__What the exercise asks__.
Write out each line in which the string "Correct" is present.
— start Given records —
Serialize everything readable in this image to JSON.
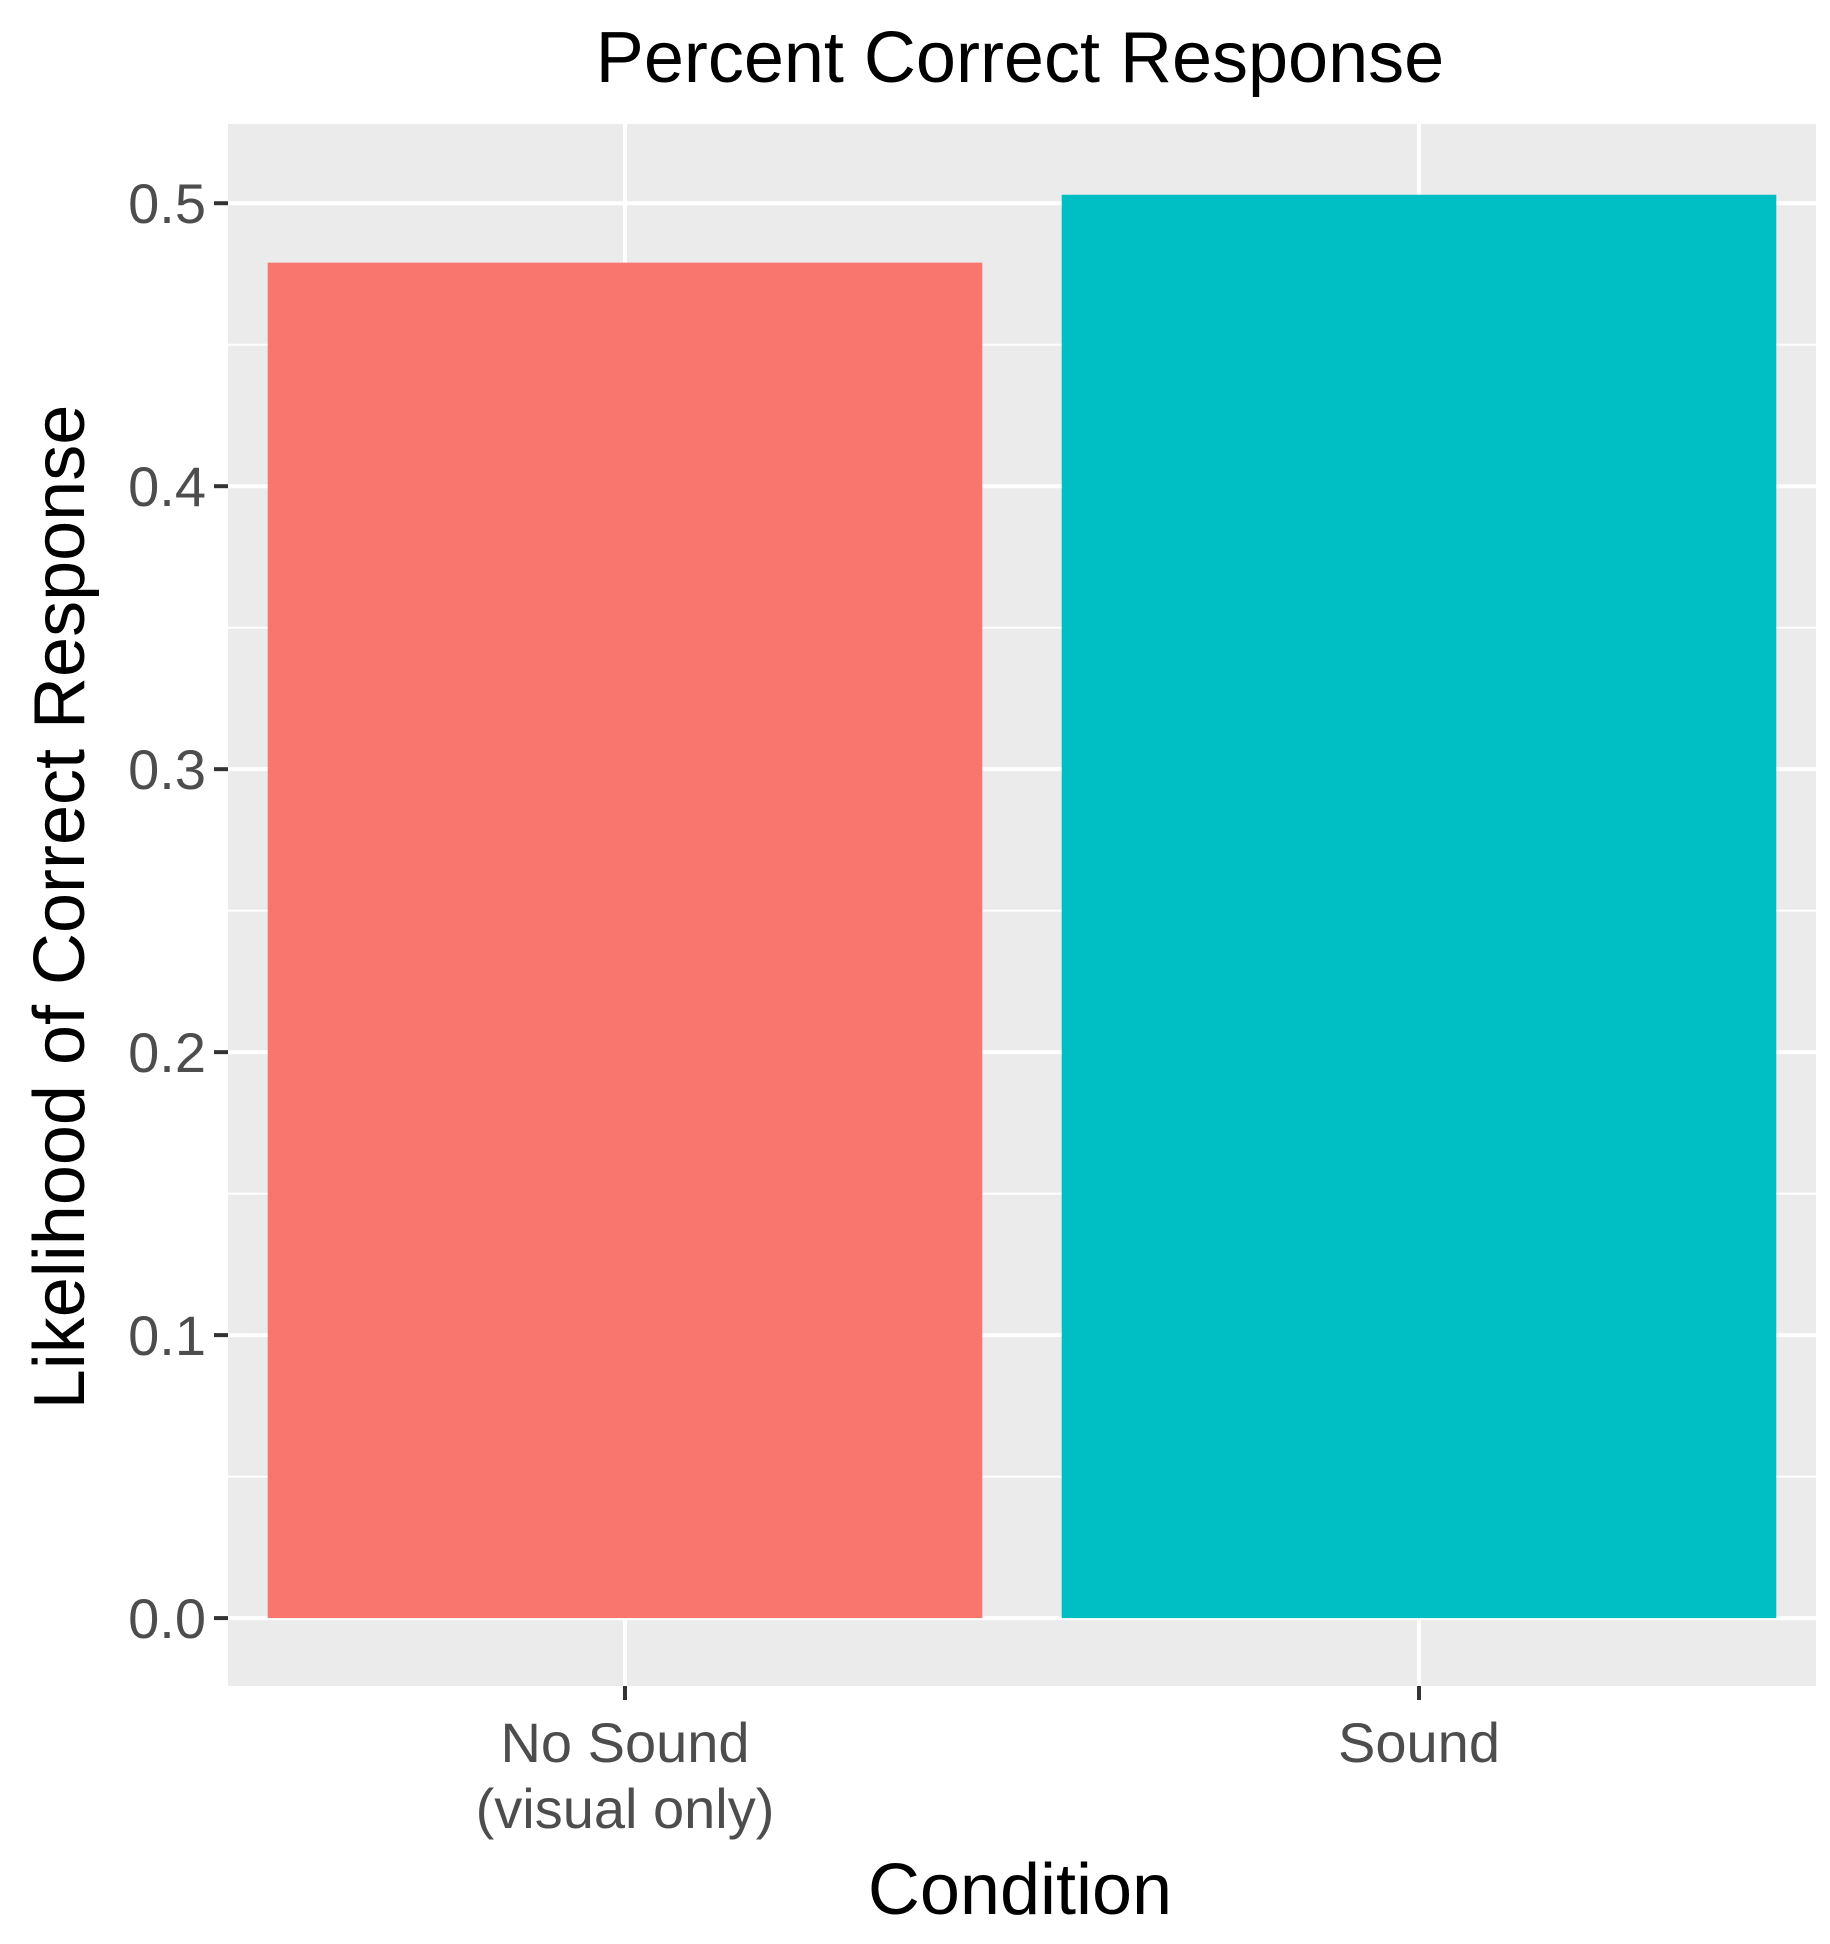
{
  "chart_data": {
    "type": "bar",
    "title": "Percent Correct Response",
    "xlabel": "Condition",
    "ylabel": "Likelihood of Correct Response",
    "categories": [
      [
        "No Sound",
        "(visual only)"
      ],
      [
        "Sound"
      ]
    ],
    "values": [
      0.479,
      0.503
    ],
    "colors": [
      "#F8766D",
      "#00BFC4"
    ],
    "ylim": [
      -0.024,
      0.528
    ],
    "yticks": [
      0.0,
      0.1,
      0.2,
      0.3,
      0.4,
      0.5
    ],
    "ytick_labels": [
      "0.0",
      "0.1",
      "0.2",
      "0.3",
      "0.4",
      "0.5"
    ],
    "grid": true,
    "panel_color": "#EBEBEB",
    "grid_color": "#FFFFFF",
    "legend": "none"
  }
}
— end Given records —
__Solution for this problem__.
    "title": "Percent Correct Response",
    "ylabel": "Likelihood of Correct Response",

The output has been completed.